* [Direction] Find each line with "from" and copy it.

*** Task input

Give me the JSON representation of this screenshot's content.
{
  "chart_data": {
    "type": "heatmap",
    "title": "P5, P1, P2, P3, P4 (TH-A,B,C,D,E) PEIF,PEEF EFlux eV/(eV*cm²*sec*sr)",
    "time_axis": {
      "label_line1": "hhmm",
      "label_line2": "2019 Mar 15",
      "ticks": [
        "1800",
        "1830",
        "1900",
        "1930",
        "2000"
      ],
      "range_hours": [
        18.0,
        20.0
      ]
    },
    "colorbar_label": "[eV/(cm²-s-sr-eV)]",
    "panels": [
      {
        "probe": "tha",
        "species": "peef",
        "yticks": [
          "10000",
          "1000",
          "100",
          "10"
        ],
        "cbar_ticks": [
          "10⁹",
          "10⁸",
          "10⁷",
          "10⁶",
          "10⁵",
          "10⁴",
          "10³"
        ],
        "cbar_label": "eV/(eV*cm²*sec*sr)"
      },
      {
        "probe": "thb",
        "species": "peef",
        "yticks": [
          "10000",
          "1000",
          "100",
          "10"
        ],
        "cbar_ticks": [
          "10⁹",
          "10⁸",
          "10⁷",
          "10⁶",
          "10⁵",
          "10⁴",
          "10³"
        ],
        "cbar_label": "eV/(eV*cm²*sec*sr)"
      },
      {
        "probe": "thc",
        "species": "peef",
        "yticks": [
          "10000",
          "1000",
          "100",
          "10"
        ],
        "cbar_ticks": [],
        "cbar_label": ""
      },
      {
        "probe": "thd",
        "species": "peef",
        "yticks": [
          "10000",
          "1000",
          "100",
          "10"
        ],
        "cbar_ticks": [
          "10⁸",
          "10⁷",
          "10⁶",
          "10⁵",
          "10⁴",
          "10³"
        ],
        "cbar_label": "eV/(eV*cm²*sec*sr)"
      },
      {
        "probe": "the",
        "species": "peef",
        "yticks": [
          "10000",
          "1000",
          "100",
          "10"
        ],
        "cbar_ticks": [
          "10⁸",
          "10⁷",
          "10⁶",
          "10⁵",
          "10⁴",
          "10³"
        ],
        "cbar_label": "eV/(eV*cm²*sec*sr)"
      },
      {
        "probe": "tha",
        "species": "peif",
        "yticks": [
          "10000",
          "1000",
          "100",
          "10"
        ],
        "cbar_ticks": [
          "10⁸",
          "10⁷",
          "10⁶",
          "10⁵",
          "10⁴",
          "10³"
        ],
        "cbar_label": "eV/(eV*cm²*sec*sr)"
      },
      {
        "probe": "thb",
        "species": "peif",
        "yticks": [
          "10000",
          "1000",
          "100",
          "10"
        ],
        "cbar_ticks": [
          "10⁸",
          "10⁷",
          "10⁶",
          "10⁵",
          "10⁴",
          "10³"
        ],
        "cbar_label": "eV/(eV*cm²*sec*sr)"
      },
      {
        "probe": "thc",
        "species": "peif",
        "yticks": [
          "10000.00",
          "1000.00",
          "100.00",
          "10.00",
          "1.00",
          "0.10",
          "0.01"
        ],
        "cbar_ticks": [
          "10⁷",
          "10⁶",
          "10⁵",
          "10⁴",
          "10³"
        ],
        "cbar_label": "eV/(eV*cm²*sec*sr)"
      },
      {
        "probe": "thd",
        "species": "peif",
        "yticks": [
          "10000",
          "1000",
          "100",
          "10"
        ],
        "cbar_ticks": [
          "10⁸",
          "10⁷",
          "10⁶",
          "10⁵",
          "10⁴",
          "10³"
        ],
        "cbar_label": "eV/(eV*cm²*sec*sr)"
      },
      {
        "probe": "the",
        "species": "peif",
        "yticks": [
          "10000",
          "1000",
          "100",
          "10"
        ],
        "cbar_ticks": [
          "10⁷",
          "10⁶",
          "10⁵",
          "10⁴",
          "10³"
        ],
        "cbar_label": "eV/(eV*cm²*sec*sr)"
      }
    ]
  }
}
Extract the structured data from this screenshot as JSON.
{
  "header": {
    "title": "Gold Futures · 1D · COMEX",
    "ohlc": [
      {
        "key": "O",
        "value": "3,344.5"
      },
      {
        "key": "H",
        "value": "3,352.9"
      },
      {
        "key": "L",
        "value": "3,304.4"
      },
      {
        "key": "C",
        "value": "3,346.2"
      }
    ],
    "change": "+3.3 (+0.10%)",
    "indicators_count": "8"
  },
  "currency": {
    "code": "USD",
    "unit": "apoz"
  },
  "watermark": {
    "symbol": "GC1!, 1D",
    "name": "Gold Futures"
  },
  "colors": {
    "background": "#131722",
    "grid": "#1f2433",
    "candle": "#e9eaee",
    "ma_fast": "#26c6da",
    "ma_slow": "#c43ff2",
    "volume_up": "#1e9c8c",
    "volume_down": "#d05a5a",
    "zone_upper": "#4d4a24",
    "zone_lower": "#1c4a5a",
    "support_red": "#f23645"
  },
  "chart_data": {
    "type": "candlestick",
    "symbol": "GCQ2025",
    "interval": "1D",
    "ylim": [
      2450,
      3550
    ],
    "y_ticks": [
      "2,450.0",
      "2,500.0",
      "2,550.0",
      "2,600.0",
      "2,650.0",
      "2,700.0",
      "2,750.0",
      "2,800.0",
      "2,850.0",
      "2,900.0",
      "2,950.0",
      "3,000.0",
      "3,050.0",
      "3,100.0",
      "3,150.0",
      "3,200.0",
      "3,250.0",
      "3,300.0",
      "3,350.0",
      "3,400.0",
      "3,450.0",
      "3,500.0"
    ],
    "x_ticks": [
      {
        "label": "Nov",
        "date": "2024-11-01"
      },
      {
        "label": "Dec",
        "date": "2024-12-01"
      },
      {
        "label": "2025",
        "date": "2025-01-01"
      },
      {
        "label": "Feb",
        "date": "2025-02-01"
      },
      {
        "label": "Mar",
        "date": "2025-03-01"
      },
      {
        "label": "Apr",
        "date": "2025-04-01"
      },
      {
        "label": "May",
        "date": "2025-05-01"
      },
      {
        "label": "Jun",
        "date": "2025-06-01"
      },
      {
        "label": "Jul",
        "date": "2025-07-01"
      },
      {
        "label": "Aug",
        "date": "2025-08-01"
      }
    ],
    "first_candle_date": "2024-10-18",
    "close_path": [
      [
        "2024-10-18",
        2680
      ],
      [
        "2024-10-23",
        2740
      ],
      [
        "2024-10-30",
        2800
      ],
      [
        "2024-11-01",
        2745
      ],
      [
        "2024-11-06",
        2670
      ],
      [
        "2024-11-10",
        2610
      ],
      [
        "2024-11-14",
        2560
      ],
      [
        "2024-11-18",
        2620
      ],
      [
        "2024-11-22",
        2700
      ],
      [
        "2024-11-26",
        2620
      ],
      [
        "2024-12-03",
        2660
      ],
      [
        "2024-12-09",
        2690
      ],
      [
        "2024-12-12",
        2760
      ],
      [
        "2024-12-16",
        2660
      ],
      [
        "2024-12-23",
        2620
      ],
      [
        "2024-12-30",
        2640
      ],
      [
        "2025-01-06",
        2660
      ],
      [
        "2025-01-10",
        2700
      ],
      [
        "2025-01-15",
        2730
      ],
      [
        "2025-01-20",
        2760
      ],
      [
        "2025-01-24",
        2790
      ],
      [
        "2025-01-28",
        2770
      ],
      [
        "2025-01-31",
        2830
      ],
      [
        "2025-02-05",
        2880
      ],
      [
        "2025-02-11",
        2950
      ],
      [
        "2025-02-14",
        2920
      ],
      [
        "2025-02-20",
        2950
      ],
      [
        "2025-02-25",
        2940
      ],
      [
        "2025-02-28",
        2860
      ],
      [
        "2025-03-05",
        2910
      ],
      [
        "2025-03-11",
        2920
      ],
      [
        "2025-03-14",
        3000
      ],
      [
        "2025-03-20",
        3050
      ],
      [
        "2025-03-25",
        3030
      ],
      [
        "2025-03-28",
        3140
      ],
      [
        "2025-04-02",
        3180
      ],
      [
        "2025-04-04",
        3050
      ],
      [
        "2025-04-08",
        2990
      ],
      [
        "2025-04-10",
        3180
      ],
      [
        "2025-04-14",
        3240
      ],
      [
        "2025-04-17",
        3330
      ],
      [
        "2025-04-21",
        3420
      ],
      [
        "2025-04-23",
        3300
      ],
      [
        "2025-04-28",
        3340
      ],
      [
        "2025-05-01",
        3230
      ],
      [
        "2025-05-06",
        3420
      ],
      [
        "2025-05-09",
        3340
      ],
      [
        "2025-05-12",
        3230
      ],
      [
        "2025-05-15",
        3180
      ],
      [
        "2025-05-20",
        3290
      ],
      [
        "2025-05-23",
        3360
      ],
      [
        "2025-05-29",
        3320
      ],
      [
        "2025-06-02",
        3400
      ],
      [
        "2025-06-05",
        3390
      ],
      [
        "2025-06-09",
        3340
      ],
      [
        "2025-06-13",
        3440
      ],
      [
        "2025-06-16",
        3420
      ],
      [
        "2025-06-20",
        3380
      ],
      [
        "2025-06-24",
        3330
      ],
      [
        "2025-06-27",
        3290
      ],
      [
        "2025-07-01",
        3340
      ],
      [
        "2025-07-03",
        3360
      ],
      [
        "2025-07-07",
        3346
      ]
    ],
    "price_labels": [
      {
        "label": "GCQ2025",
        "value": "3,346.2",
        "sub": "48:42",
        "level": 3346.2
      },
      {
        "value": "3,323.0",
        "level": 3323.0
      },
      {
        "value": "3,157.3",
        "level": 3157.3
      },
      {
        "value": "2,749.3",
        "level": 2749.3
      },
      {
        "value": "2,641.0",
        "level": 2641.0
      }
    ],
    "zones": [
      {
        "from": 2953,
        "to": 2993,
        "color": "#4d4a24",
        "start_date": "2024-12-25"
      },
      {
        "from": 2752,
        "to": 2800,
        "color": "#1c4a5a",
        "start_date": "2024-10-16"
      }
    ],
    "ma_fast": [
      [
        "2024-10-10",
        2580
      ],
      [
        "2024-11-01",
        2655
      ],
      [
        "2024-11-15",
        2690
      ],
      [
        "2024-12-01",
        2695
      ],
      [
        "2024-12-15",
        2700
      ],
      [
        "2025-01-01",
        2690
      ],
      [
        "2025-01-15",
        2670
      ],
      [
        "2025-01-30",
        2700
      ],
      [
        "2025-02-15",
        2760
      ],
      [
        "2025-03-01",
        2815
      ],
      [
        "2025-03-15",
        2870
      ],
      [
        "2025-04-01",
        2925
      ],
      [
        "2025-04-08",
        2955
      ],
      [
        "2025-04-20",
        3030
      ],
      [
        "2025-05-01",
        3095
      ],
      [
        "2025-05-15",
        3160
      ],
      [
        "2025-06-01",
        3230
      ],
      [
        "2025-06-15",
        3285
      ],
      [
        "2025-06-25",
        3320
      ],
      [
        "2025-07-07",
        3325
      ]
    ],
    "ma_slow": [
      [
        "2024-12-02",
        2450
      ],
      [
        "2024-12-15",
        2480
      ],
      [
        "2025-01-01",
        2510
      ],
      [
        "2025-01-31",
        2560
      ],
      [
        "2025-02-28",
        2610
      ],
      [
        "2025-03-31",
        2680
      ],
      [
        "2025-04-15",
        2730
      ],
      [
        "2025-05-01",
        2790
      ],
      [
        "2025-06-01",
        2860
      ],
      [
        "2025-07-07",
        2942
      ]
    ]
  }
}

******

* [Response]
Extract the structured data from this screenshot as JSON.
        "from": 2953,
        "from": 2752,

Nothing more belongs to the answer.